● TASK: Exactly as written, print each record in the listing.

** BEGIN INPUT RECORDS **

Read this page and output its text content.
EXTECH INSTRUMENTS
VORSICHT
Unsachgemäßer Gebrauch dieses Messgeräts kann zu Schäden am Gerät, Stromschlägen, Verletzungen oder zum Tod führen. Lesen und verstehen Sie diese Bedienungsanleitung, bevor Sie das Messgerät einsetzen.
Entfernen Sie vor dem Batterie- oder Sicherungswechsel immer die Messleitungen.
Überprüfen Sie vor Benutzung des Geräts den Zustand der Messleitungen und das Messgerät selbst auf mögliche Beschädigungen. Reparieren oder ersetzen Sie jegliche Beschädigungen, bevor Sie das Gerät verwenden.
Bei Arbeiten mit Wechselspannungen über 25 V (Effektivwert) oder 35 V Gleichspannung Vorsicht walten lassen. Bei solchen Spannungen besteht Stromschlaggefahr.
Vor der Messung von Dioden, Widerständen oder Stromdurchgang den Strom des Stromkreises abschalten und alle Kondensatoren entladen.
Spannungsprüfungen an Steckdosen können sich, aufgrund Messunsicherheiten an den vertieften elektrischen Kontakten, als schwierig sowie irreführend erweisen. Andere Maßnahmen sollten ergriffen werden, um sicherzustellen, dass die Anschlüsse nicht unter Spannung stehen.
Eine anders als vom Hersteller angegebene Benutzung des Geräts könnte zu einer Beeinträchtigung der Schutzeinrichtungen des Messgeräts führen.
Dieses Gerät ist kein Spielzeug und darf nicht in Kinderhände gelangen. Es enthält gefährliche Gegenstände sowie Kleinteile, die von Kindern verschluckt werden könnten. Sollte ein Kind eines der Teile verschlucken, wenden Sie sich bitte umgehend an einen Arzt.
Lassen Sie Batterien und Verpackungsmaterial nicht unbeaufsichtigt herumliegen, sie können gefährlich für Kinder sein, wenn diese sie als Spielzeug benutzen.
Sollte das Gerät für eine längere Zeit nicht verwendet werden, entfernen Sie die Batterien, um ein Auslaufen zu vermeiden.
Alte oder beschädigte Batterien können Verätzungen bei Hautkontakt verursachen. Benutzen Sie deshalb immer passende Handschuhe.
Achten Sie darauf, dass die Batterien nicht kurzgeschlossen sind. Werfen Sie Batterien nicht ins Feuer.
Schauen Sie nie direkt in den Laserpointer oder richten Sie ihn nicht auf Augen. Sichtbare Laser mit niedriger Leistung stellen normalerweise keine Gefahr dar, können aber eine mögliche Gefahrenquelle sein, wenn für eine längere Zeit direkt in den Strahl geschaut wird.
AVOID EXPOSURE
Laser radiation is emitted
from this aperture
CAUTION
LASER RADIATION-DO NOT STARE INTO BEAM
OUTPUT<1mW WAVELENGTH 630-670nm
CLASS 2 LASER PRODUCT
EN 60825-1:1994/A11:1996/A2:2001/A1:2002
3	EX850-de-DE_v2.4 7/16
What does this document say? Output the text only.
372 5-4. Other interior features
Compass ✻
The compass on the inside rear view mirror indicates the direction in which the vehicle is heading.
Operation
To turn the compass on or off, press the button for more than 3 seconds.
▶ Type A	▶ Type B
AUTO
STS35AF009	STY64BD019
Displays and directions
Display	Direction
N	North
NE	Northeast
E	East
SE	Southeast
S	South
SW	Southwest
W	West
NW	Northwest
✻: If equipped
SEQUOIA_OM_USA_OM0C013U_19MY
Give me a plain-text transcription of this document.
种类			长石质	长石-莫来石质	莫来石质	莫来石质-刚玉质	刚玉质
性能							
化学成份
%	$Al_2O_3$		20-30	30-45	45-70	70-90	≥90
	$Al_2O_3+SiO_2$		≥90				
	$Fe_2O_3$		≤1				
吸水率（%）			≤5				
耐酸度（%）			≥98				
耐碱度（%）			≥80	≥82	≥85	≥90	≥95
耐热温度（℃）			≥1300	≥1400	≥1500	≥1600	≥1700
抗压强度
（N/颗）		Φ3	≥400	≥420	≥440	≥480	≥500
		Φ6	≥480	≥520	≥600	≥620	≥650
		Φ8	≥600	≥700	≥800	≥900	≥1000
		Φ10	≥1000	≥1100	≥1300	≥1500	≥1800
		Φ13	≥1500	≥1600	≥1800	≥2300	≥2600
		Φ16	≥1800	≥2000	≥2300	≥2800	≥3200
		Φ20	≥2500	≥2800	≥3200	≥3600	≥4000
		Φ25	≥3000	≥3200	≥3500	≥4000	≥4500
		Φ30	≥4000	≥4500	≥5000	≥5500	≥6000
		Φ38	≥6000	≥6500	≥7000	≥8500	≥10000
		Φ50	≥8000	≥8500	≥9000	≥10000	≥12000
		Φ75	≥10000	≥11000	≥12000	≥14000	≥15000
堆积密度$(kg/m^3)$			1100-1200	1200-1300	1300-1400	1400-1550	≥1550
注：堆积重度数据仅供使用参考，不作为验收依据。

** END INPUT RECORDS **

● SOLUTION FOR THIS PROBLEM:
Read this page and output its text content.
EXTECH INSTRUMENTS
VORSICHT
Unsachgemäßer Gebrauch dieses Messgeräts kann zu Schäden am Gerät, Stromschlägen, Verletzungen oder zum Tod führen. Lesen und verstehen Sie diese Bedienungsanleitung, bevor Sie das Messgerät einsetzen.
Entfernen Sie vor dem Batterie- oder Sicherungswechsel immer die Messleitungen.
Überprüfen Sie vor Benutzung des Geräts den Zustand der Messleitungen und das Messgerät selbst auf mögliche Beschädigungen. Reparieren oder ersetzen Sie jegliche Beschädigungen, bevor Sie das Gerät verwenden.
Bei Arbeiten mit Wechselspannungen über 25 V (Effektivwert) oder 35 V Gleichspannung Vorsicht walten lassen. Bei solchen Spannungen besteht Stromschlaggefahr.
Vor der Messung von Dioden, Widerständen oder Stromdurchgang den Strom des Stromkreises abschalten und alle Kondensatoren entladen.
Spannungsprüfungen an Steckdosen können sich, aufgrund Messunsicherheiten an den vertieften elektrischen Kontakten, als schwierig sowie irreführend erweisen. Andere Maßnahmen sollten ergriffen werden, um sicherzustellen, dass die Anschlüsse nicht unter Spannung stehen.
Eine anders als vom Hersteller angegebene Benutzung des Geräts könnte zu einer Beeinträchtigung der Schutzeinrichtungen des Messgeräts führen.
Dieses Gerät ist kein Spielzeug und darf nicht in Kinderhände gelangen. Es enthält gefährliche Gegenstände sowie Kleinteile, die von Kindern verschluckt werden könnten. Sollte ein Kind eines der Teile verschlucken, wenden Sie sich bitte umgehend an einen Arzt.
Lassen Sie Batterien und Verpackungsmaterial nicht unbeaufsichtigt herumliegen, sie können gefährlich für Kinder sein, wenn diese sie als Spielzeug benutzen.
Sollte das Gerät für eine längere Zeit nicht verwendet werden, entfernen Sie die Batterien, um ein Auslaufen zu vermeiden.
Alte oder beschädigte Batterien können Verätzungen bei Hautkontakt verursachen. Benutzen Sie deshalb immer passende Handschuhe.
Achten Sie darauf, dass die Batterien nicht kurzgeschlossen sind. Werfen Sie Batterien nicht ins Feuer.
Schauen Sie nie direkt in den Laserpointer oder richten Sie ihn nicht auf Augen. Sichtbare Laser mit niedriger Leistung stellen normalerweise keine Gefahr dar, können aber eine mögliche Gefahrenquelle sein, wenn für eine längere Zeit direkt in den Strahl geschaut wird.
AVOID EXPOSURE
Laser radiation is emitted
from this aperture
CAUTION
LASER RADIATION-DO NOT STARE INTO BEAM
OUTPUT<1mW WAVELENGTH 630-670nm
CLASS 2 LASER PRODUCT
EN 60825-1:1994/A11:1996/A2:2001/A1:2002
3	EX850-de-DE_v2.4 7/16
What does this document say? Output the text only.
372 5-4. Other interior features
Compass ✻
The compass on the inside rear view mirror indicates the direction in which the vehicle is heading.
Operation
To turn the compass on or off, press the button for more than 3 seconds.
▶ Type A	▶ Type B
AUTO
STS35AF009	STY64BD019
Displays and directions
Display	Direction
N	North
NE	Northeast
E	East
SE	Southeast
S	South
SW	Southwest
W	West
NW	Northwest
✻: If equipped
SEQUOIA_OM_USA_OM0C013U_19MY
Give me a plain-text transcription of this document.
种类			长石质	长石-莫来石质	莫来石质	莫来石质-刚玉质	刚玉质
性能							
化学成份
%	$Al_2O_3$		20-30	30-45	45-70	70-90	≥90
	$Al_2O_3+SiO_2$		≥90				
	$Fe_2O_3$		≤1				
吸水率（%）			≤5				
耐酸度（%）			≥98				
耐碱度（%）			≥80	≥82	≥85	≥90	≥95
耐热温度（℃）			≥1300	≥1400	≥1500	≥1600	≥1700
抗压强度
（N/颗）		Φ3	≥400	≥420	≥440	≥480	≥500
		Φ6	≥480	≥520	≥600	≥620	≥650
		Φ8	≥600	≥700	≥800	≥900	≥1000
		Φ10	≥1000	≥1100	≥1300	≥1500	≥1800
		Φ13	≥1500	≥1600	≥1800	≥2300	≥2600
		Φ16	≥1800	≥2000	≥2300	≥2800	≥3200
		Φ20	≥2500	≥2800	≥3200	≥3600	≥4000
		Φ25	≥3000	≥3200	≥3500	≥4000	≥4500
		Φ30	≥4000	≥4500	≥5000	≥5500	≥6000
		Φ38	≥6000	≥6500	≥7000	≥8500	≥10000
		Φ50	≥8000	≥8500	≥9000	≥10000	≥12000
		Φ75	≥10000	≥11000	≥12000	≥14000	≥15000
堆积密度$(kg/m^3)$			1100-1200	1200-1300	1300-1400	1400-1550	≥1550
注：堆积重度数据仅供使用参考，不作为验收依据。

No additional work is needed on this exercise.